Start of Material to process

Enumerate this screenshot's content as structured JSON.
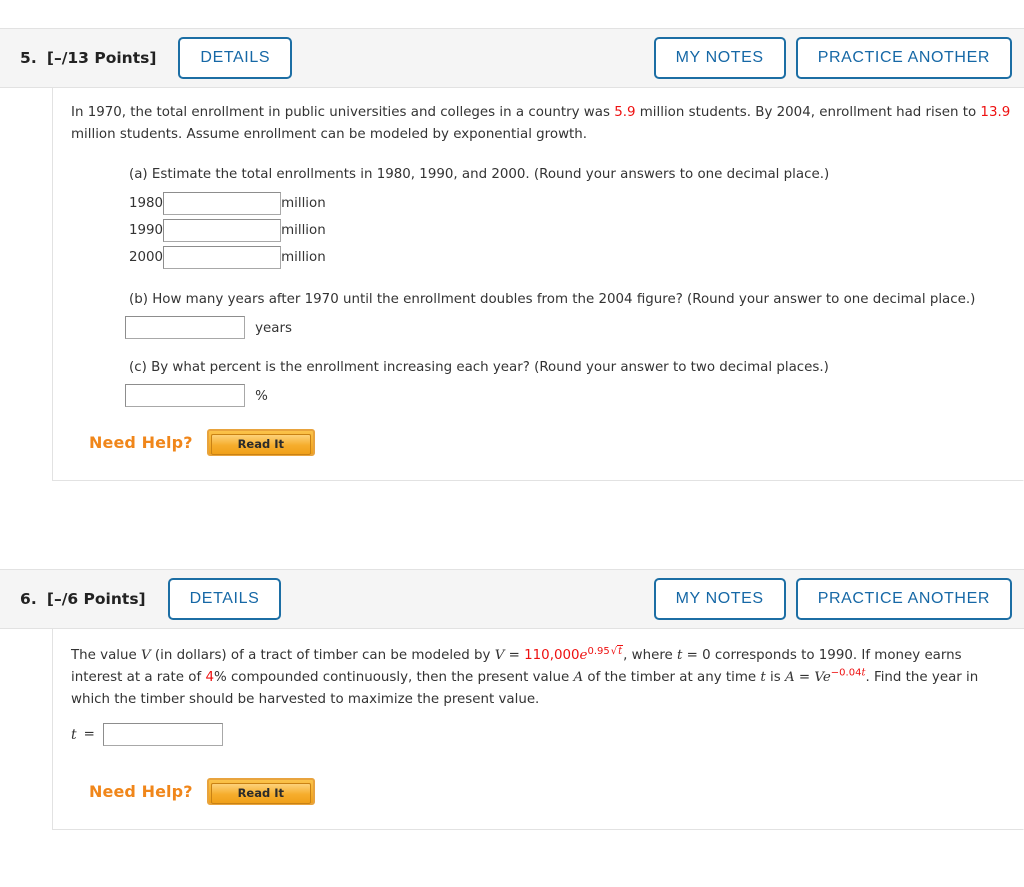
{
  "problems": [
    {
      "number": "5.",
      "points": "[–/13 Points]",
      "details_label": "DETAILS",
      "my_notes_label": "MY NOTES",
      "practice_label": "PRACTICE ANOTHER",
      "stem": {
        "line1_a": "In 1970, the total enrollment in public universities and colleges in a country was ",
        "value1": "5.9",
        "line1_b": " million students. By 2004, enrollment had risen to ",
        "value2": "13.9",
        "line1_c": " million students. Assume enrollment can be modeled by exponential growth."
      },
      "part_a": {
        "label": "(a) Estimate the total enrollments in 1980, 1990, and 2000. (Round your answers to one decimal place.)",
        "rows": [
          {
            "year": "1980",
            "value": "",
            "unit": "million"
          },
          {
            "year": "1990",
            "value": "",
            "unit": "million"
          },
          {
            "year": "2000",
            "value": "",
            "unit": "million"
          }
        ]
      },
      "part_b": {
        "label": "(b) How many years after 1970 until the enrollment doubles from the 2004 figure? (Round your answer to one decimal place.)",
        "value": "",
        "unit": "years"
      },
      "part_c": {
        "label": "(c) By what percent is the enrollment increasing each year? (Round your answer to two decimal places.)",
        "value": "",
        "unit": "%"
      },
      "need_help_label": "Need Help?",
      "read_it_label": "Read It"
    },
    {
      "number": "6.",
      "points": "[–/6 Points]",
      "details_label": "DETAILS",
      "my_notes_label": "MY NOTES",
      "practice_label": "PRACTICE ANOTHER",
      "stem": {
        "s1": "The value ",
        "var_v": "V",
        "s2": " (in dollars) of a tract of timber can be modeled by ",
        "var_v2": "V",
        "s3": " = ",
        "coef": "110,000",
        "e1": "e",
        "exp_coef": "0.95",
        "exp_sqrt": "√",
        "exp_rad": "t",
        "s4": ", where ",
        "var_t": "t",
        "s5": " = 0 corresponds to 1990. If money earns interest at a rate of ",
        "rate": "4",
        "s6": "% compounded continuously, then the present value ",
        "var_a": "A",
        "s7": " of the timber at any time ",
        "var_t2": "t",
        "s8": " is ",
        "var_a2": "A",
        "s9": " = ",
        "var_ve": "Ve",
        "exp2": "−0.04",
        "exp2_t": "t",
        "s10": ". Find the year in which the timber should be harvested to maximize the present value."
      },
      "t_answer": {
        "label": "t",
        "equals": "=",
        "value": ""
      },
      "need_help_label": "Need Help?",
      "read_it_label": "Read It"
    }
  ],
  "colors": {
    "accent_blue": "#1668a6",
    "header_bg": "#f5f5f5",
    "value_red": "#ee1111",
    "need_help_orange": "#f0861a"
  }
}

End of Material to process

▶ [Your instructions]: Restate each of the entries above word for word and skip every image.

▶ [Exercise result]:
Enumerate this screenshot's content as structured JSON.
{
  "problems": [
    {
      "number": "5.",
      "points": "[–/13 Points]",
      "details_label": "DETAILS",
      "my_notes_label": "MY NOTES",
      "practice_label": "PRACTICE ANOTHER",
      "stem": {
        "line1_a": "In 1970, the total enrollment in public universities and colleges in a country was ",
        "value1": "5.9",
        "line1_b": " million students. By 2004, enrollment had risen to ",
        "value2": "13.9",
        "line1_c": " million students. Assume enrollment can be modeled by exponential growth."
      },
      "part_a": {
        "label": "(a) Estimate the total enrollments in 1980, 1990, and 2000. (Round your answers to one decimal place.)",
        "rows": [
          {
            "year": "1980",
            "value": "",
            "unit": "million"
          },
          {
            "year": "1990",
            "value": "",
            "unit": "million"
          },
          {
            "year": "2000",
            "value": "",
            "unit": "million"
          }
        ]
      },
      "part_b": {
        "label": "(b) How many years after 1970 until the enrollment doubles from the 2004 figure? (Round your answer to one decimal place.)",
        "value": "",
        "unit": "years"
      },
      "part_c": {
        "label": "(c) By what percent is the enrollment increasing each year? (Round your answer to two decimal places.)",
        "value": "",
        "unit": "%"
      },
      "need_help_label": "Need Help?",
      "read_it_label": "Read It"
    },
    {
      "number": "6.",
      "points": "[–/6 Points]",
      "details_label": "DETAILS",
      "my_notes_label": "MY NOTES",
      "practice_label": "PRACTICE ANOTHER",
      "stem": {
        "s1": "The value ",
        "var_v": "V",
        "s2": " (in dollars) of a tract of timber can be modeled by ",
        "var_v2": "V",
        "s3": " = ",
        "coef": "110,000",
        "e1": "e",
        "exp_coef": "0.95",
        "exp_sqrt": "√",
        "exp_rad": "t",
        "s4": ", where ",
        "var_t": "t",
        "s5": " = 0 corresponds to 1990. If money earns interest at a rate of ",
        "rate": "4",
        "s6": "% compounded continuously, then the present value ",
        "var_a": "A",
        "s7": " of the timber at any time ",
        "var_t2": "t",
        "s8": " is ",
        "var_a2": "A",
        "s9": " = ",
        "var_ve": "Ve",
        "exp2": "−0.04",
        "exp2_t": "t",
        "s10": ". Find the year in which the timber should be harvested to maximize the present value."
      },
      "t_answer": {
        "label": "t",
        "equals": "=",
        "value": ""
      },
      "need_help_label": "Need Help?",
      "read_it_label": "Read It"
    }
  ],
  "colors": {
    "accent_blue": "#1668a6",
    "header_bg": "#f5f5f5",
    "value_red": "#ee1111",
    "need_help_orange": "#f0861a"
  }
}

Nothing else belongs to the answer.